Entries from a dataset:
====
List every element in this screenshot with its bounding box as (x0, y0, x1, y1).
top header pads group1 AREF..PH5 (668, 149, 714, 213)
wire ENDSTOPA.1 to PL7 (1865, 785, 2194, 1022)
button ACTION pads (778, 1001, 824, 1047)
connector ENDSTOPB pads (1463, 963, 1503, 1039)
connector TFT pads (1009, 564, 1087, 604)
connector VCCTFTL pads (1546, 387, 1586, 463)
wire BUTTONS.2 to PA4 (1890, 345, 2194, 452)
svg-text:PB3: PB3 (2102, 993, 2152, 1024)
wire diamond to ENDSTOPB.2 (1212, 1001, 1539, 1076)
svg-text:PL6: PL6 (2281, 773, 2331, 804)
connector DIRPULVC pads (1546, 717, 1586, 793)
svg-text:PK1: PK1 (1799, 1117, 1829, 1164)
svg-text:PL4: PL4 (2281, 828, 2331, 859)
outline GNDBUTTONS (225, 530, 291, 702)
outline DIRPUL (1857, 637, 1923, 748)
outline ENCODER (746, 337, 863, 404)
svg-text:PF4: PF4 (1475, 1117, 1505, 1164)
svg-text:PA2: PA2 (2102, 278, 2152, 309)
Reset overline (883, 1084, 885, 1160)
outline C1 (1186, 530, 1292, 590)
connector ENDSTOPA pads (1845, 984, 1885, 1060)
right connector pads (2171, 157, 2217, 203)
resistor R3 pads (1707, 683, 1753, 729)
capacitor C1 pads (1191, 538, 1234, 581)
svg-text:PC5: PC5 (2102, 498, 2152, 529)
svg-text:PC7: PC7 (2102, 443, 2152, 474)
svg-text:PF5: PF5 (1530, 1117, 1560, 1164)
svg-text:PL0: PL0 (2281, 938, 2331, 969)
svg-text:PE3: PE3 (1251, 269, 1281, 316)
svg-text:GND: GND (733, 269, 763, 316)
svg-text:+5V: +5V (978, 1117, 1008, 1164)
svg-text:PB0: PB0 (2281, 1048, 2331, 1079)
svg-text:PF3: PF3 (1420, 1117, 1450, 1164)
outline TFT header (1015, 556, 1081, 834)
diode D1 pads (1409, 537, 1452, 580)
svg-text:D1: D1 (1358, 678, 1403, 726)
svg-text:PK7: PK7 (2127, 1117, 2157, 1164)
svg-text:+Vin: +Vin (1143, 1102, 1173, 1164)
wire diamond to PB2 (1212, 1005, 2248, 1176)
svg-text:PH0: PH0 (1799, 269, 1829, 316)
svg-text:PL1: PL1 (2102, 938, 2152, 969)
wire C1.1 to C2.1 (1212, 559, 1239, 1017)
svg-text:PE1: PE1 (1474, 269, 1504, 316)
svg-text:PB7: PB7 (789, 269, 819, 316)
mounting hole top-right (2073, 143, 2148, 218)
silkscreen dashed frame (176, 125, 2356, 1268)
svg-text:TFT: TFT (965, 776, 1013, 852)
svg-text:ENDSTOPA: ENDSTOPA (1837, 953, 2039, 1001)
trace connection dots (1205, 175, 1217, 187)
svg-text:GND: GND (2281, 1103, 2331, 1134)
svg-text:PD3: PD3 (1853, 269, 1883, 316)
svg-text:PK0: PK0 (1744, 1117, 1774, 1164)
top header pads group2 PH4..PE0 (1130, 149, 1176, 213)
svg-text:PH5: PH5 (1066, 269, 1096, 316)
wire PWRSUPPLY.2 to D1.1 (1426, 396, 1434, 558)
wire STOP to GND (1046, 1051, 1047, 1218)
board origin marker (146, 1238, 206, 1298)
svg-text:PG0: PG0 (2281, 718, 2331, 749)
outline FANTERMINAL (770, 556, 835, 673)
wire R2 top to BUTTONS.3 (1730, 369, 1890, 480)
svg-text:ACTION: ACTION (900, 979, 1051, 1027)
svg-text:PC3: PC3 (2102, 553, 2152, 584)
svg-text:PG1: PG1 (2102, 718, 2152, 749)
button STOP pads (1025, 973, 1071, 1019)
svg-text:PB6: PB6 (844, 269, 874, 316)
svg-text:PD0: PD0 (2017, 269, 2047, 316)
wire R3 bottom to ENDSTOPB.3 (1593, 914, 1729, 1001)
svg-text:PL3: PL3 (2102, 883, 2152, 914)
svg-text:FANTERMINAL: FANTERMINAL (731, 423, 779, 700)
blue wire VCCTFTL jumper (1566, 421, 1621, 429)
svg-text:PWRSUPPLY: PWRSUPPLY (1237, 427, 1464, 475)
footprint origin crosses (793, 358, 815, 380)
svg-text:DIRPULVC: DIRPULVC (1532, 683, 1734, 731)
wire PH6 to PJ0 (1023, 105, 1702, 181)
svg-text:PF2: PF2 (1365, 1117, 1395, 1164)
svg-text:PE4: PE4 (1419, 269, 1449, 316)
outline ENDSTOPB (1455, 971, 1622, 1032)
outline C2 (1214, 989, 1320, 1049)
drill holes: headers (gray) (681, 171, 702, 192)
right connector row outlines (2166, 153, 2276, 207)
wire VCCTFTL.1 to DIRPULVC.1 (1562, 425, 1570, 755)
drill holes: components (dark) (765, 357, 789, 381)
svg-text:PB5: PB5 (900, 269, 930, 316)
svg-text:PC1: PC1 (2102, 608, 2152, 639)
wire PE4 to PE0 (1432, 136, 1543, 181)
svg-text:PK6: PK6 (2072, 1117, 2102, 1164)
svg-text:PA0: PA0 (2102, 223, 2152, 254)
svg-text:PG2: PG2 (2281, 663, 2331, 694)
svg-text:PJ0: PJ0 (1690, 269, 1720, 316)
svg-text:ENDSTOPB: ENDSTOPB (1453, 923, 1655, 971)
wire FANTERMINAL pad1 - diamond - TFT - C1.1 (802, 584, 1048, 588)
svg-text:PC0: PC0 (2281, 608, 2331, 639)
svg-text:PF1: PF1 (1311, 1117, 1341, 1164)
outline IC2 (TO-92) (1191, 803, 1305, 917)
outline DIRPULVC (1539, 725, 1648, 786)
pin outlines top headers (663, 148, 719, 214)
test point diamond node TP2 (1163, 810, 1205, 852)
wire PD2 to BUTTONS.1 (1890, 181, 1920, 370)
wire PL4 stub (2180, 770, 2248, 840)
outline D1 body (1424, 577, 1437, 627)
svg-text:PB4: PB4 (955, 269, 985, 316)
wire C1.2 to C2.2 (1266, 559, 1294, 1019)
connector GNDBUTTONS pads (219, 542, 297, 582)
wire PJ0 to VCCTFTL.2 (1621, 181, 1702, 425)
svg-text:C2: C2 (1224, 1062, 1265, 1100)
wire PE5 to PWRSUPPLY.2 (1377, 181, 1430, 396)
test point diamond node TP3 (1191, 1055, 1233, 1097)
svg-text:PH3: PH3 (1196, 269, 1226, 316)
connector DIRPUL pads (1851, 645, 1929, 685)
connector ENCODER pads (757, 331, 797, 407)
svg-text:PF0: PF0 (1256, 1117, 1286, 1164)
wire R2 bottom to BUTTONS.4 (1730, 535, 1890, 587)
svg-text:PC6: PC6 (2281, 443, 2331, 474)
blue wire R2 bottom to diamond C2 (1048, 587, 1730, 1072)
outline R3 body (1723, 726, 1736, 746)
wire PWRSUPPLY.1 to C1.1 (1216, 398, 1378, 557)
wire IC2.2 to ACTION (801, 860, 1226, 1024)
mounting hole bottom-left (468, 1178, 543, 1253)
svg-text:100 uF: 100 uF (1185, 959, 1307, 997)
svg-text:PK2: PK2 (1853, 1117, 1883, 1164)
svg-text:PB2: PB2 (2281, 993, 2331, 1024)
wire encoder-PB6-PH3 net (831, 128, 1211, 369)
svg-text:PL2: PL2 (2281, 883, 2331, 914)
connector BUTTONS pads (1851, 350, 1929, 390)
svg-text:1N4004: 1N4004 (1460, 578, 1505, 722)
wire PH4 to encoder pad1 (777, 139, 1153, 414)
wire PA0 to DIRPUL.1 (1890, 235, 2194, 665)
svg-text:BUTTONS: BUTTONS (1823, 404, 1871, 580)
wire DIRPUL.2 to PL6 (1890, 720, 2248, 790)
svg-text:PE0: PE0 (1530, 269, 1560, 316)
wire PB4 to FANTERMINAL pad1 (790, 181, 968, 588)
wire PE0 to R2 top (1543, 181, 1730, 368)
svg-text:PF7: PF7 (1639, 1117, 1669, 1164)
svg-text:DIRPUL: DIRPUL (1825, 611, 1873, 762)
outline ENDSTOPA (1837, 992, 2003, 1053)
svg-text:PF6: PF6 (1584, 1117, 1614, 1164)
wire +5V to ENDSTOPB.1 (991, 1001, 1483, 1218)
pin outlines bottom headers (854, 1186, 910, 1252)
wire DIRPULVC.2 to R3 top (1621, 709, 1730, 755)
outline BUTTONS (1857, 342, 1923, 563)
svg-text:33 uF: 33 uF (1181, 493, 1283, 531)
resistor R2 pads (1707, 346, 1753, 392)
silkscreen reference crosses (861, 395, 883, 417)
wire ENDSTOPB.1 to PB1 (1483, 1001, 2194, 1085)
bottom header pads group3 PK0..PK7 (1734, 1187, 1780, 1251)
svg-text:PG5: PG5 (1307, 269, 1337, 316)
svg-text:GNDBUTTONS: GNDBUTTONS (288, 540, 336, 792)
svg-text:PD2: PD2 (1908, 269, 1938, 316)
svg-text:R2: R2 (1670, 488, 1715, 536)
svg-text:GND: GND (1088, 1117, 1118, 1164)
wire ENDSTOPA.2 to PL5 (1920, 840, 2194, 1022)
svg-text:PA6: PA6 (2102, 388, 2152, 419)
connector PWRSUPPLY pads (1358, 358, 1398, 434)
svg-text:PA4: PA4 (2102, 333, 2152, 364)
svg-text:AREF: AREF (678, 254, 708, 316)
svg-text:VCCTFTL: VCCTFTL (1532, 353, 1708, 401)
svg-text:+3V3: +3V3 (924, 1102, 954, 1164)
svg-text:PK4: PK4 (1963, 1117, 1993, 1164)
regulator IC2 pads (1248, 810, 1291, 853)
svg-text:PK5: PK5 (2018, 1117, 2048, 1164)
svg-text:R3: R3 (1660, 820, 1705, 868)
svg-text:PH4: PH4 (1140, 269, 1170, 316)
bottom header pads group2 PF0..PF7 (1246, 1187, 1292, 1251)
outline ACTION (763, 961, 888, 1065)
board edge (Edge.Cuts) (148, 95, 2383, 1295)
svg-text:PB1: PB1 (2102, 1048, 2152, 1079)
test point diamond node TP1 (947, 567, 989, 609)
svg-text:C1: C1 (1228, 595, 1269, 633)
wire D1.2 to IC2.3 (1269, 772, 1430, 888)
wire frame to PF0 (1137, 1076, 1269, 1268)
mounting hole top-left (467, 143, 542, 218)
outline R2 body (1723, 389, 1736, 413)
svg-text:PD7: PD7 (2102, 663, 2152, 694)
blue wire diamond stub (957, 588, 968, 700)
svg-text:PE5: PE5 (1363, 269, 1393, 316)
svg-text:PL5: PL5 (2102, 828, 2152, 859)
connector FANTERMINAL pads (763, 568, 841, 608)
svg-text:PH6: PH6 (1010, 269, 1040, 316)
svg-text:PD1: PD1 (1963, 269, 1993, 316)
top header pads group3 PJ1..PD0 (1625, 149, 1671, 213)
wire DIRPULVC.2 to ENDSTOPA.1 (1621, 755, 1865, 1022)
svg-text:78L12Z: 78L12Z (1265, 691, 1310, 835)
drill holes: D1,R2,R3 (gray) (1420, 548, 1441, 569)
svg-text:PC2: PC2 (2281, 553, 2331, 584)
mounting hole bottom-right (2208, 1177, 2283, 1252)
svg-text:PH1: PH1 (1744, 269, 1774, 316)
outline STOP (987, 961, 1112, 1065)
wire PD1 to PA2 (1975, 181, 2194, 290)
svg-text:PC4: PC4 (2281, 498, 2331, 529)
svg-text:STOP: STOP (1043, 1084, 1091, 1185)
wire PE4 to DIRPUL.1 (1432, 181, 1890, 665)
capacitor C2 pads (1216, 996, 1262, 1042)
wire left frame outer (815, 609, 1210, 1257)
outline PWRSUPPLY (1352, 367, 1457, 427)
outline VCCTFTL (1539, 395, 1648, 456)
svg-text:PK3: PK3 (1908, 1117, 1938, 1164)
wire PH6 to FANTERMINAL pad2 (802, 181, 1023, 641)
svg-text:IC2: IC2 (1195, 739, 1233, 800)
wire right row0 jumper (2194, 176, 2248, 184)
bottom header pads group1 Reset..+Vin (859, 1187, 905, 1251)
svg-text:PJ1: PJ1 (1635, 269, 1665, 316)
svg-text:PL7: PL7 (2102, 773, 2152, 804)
====
EXERCISE OBJECTIVE: Copy the lines from the start of the entries through the line containing "button ACTION pads (778, 1001, 824, 1047)", including both ends, exactly as they appear.

RESULT:
List every element in this screenshot with its bounding box as (x0, y0, x1, y1).
top header pads group1 AREF..PH5 (668, 149, 714, 213)
wire ENDSTOPA.1 to PL7 (1865, 785, 2194, 1022)
button ACTION pads (778, 1001, 824, 1047)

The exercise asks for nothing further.